◆ What you should do ◆
Check every line of the entries below for the word "下面那些敘述是正確的", and copy the ones that have it.

(Records excerpted from a collection)

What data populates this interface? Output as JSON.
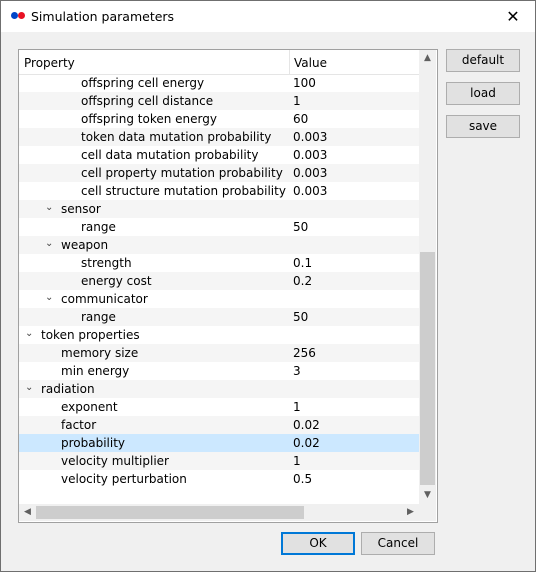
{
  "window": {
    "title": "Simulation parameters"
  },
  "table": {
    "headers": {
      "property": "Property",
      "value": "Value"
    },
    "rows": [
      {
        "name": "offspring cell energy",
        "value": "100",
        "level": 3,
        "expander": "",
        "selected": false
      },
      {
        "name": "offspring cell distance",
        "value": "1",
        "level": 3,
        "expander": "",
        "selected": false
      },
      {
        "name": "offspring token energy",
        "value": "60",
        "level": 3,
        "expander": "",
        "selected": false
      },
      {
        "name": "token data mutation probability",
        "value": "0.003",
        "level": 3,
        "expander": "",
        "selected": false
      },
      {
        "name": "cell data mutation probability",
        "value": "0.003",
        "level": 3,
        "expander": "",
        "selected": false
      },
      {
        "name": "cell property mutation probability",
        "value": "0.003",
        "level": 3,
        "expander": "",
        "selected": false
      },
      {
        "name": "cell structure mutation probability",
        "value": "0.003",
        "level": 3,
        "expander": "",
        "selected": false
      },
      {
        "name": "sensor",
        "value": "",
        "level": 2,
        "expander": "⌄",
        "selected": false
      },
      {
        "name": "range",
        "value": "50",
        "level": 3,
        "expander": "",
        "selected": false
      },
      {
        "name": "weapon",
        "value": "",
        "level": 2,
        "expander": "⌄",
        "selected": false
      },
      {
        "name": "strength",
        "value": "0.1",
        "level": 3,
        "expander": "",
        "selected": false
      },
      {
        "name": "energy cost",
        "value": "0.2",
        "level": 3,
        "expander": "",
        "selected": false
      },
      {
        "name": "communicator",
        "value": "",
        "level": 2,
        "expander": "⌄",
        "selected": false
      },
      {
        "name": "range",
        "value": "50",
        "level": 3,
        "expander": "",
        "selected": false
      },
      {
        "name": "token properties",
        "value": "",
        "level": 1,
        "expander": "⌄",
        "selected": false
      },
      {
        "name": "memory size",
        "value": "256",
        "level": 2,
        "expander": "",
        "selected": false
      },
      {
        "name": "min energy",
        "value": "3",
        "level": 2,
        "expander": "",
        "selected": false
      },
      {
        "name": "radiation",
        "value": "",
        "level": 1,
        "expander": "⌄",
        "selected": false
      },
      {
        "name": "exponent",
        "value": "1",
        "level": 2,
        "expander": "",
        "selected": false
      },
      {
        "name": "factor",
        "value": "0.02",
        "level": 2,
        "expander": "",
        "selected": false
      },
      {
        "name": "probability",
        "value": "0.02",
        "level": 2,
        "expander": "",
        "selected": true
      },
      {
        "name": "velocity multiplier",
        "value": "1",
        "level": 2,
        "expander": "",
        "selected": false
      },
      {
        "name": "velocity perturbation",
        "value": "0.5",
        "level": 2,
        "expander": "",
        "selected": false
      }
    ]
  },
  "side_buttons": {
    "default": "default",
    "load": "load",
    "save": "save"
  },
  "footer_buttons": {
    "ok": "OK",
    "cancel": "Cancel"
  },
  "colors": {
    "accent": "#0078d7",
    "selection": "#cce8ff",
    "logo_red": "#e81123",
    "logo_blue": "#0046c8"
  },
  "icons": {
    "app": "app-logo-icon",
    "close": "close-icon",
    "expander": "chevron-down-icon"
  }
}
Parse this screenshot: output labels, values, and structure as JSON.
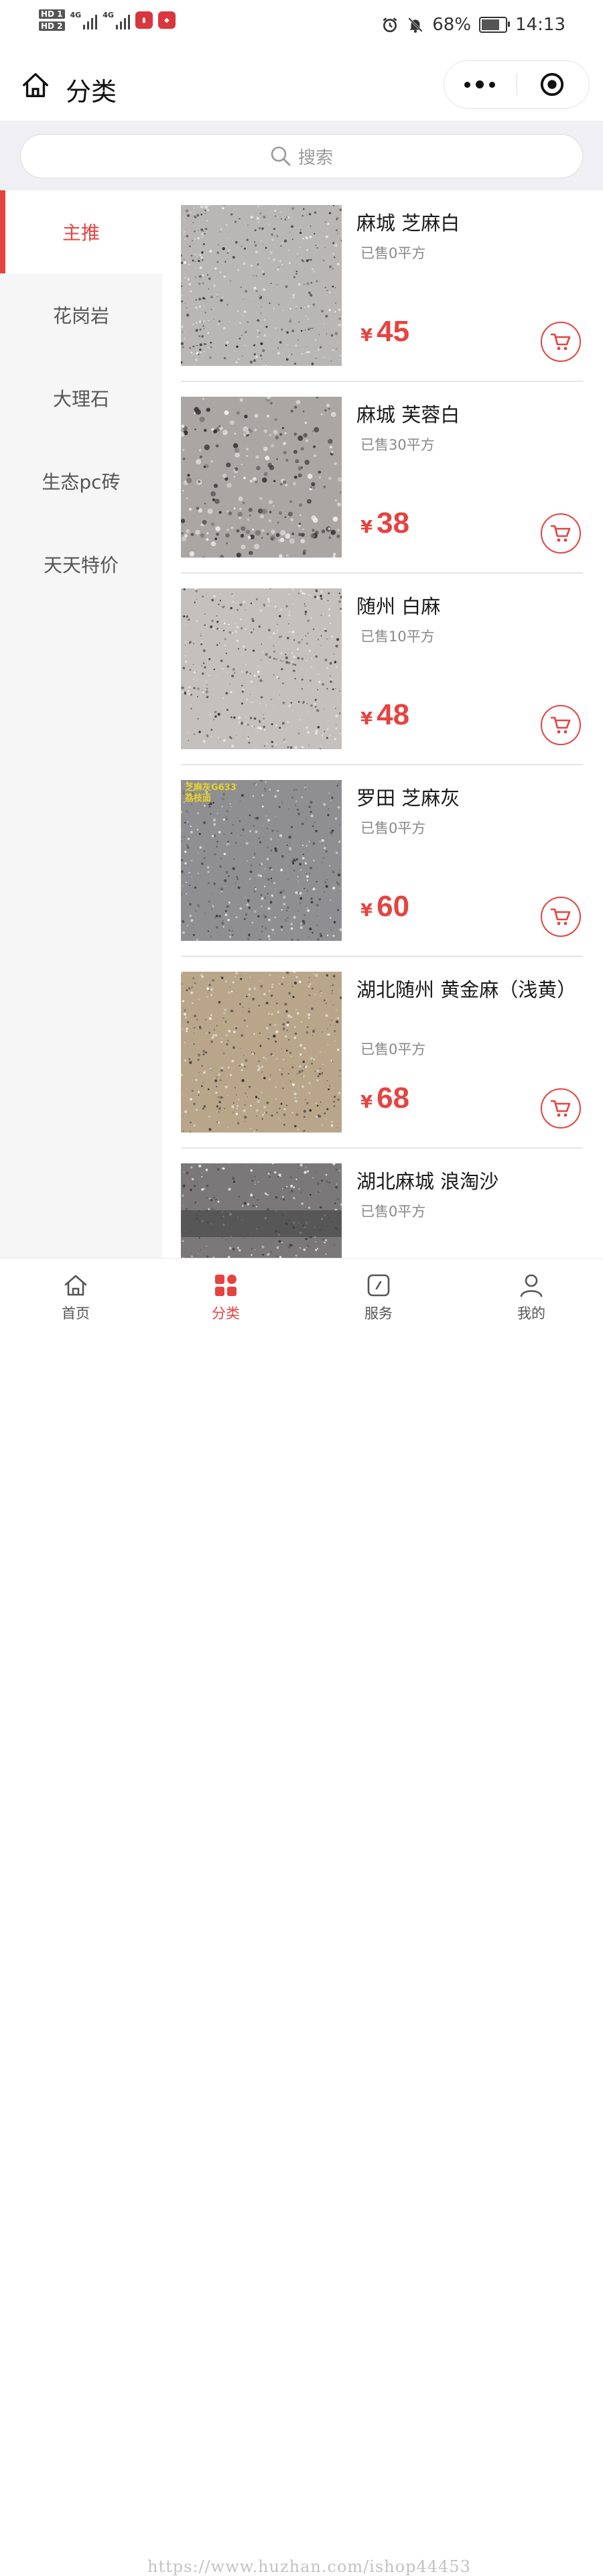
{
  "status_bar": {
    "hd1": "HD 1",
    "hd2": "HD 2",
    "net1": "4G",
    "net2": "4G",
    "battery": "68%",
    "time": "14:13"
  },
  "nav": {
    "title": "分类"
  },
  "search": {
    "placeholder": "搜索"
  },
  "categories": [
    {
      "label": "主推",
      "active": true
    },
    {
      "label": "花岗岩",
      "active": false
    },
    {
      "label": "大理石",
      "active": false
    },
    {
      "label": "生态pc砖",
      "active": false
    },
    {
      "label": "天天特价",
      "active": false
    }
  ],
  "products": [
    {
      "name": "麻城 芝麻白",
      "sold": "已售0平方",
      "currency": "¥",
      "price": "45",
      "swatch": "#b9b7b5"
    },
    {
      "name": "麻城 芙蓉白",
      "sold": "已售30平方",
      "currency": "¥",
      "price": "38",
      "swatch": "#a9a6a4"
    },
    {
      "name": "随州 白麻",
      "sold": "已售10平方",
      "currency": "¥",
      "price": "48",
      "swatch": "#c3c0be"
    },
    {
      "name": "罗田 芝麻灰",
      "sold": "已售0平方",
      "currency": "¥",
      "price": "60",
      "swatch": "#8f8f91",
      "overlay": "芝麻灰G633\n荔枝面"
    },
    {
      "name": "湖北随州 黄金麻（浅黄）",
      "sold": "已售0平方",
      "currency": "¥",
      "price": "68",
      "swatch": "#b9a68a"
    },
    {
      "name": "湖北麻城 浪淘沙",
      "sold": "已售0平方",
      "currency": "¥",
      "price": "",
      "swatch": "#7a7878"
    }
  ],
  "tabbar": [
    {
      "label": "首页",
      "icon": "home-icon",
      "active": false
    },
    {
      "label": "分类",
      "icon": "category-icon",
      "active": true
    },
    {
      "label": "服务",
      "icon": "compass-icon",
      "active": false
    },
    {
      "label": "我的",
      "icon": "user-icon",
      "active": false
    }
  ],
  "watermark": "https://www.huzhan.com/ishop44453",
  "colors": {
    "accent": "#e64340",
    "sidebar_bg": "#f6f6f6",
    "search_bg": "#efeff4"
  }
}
==
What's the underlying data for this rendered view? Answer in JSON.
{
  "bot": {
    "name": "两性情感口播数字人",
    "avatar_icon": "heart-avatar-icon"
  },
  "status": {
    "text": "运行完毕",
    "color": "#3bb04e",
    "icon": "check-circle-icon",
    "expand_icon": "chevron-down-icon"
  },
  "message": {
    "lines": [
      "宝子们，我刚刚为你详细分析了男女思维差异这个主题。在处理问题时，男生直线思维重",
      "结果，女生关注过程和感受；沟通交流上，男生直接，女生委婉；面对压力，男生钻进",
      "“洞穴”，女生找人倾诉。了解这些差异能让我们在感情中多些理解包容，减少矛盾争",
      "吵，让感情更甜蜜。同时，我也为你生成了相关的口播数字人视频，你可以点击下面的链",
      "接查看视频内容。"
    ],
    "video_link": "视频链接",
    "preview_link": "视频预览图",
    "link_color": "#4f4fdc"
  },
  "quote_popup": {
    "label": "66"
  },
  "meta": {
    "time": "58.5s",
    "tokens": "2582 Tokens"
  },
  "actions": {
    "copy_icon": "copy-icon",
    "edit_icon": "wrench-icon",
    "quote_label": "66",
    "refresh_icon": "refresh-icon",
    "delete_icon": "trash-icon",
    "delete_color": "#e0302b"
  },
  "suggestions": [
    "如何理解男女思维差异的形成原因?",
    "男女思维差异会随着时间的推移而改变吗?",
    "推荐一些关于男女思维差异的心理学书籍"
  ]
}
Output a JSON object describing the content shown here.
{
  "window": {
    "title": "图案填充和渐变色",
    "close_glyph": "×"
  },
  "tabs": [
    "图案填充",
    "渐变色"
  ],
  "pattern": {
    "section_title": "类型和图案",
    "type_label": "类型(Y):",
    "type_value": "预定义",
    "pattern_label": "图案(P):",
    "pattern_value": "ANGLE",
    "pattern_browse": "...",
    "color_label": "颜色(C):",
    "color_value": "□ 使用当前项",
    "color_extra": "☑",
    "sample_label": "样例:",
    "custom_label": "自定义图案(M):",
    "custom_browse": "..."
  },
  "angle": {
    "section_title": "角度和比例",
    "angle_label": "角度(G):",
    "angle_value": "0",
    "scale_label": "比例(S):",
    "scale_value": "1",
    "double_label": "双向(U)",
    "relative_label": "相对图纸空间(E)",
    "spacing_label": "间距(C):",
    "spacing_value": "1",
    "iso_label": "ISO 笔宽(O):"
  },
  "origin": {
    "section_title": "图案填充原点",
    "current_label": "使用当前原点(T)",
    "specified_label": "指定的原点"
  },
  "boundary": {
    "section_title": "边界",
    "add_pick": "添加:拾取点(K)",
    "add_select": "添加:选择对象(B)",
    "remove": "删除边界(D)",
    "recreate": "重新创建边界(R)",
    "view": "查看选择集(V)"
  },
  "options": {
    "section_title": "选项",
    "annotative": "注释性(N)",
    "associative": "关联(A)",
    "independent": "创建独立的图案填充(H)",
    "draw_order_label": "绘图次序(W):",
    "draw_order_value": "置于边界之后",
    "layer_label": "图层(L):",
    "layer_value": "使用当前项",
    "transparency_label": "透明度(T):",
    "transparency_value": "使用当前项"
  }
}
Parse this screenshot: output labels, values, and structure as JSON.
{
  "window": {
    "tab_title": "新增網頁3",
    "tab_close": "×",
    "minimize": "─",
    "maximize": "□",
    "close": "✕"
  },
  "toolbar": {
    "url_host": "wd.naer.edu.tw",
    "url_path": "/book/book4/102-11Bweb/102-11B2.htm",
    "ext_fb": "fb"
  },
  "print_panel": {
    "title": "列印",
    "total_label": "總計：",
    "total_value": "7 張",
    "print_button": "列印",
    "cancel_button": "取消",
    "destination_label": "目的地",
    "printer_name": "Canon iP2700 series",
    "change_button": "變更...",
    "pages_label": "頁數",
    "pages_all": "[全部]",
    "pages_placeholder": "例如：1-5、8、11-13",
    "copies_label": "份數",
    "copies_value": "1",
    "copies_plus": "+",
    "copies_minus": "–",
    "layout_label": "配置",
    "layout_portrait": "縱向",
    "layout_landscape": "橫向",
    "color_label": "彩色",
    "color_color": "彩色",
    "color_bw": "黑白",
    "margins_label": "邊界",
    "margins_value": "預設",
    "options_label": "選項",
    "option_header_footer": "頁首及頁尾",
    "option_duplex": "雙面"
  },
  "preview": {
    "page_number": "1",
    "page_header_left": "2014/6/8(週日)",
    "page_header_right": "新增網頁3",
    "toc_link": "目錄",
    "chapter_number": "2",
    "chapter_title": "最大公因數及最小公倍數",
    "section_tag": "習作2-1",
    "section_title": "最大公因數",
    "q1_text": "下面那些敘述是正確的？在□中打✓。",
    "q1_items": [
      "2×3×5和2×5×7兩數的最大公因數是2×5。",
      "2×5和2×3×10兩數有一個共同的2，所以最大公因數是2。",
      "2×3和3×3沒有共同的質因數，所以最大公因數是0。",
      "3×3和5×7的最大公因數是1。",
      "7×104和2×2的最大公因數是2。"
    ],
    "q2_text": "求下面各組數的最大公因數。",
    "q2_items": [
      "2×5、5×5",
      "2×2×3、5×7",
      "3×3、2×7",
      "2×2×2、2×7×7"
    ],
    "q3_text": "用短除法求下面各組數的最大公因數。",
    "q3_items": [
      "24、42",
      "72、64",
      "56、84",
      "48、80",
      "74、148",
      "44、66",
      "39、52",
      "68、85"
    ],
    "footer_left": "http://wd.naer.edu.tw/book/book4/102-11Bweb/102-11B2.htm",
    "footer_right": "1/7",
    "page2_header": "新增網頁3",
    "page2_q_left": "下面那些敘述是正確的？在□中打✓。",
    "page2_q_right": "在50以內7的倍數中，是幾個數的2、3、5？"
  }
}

◆ Full response ◆
    "q1_text": "下面那些敘述是正確的？在□中打✓。",
    "page2_q_left": "下面那些敘述是正確的？在□中打✓。",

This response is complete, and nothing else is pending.